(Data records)

_ _ _

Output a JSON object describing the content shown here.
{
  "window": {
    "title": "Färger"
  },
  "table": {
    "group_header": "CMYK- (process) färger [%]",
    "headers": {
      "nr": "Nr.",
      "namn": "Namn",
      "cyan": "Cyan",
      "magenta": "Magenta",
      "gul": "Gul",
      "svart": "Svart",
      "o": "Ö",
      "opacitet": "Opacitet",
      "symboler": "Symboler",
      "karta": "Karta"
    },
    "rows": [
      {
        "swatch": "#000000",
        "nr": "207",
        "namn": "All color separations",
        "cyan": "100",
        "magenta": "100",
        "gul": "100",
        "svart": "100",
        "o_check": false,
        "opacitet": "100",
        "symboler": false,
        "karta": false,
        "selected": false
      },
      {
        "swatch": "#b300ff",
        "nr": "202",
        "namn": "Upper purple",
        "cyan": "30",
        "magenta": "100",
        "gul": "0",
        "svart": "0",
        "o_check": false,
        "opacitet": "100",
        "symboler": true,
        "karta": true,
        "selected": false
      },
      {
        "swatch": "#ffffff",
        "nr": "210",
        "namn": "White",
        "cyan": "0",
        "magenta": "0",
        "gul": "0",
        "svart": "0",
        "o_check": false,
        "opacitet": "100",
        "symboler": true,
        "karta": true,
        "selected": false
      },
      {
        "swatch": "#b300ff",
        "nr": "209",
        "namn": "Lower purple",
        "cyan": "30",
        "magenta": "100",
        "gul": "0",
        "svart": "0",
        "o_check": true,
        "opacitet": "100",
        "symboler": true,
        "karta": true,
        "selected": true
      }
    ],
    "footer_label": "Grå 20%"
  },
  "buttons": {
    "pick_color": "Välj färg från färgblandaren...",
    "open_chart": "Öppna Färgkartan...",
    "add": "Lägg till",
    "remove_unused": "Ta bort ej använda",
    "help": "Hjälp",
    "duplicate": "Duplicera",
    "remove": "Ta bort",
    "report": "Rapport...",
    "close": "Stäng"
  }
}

_ _ _

Reproduce each record exactly, leaving nothing out.

Output a JSON object describing the content shown here.
{
  "window": {
    "title": "Färger"
  },
  "table": {
    "group_header": "CMYK- (process) färger [%]",
    "headers": {
      "nr": "Nr.",
      "namn": "Namn",
      "cyan": "Cyan",
      "magenta": "Magenta",
      "gul": "Gul",
      "svart": "Svart",
      "o": "Ö",
      "opacitet": "Opacitet",
      "symboler": "Symboler",
      "karta": "Karta"
    },
    "rows": [
      {
        "swatch": "#000000",
        "nr": "207",
        "namn": "All color separations",
        "cyan": "100",
        "magenta": "100",
        "gul": "100",
        "svart": "100",
        "o_check": false,
        "opacitet": "100",
        "symboler": false,
        "karta": false,
        "selected": false
      },
      {
        "swatch": "#b300ff",
        "nr": "202",
        "namn": "Upper purple",
        "cyan": "30",
        "magenta": "100",
        "gul": "0",
        "svart": "0",
        "o_check": false,
        "opacitet": "100",
        "symboler": true,
        "karta": true,
        "selected": false
      },
      {
        "swatch": "#ffffff",
        "nr": "210",
        "namn": "White",
        "cyan": "0",
        "magenta": "0",
        "gul": "0",
        "svart": "0",
        "o_check": false,
        "opacitet": "100",
        "symboler": true,
        "karta": true,
        "selected": false
      },
      {
        "swatch": "#b300ff",
        "nr": "209",
        "namn": "Lower purple",
        "cyan": "30",
        "magenta": "100",
        "gul": "0",
        "svart": "0",
        "o_check": true,
        "opacitet": "100",
        "symboler": true,
        "karta": true,
        "selected": true
      }
    ],
    "footer_label": "Grå 20%"
  },
  "buttons": {
    "pick_color": "Välj färg från färgblandaren...",
    "open_chart": "Öppna Färgkartan...",
    "add": "Lägg till",
    "remove_unused": "Ta bort ej använda",
    "help": "Hjälp",
    "duplicate": "Duplicera",
    "remove": "Ta bort",
    "report": "Rapport...",
    "close": "Stäng"
  }
}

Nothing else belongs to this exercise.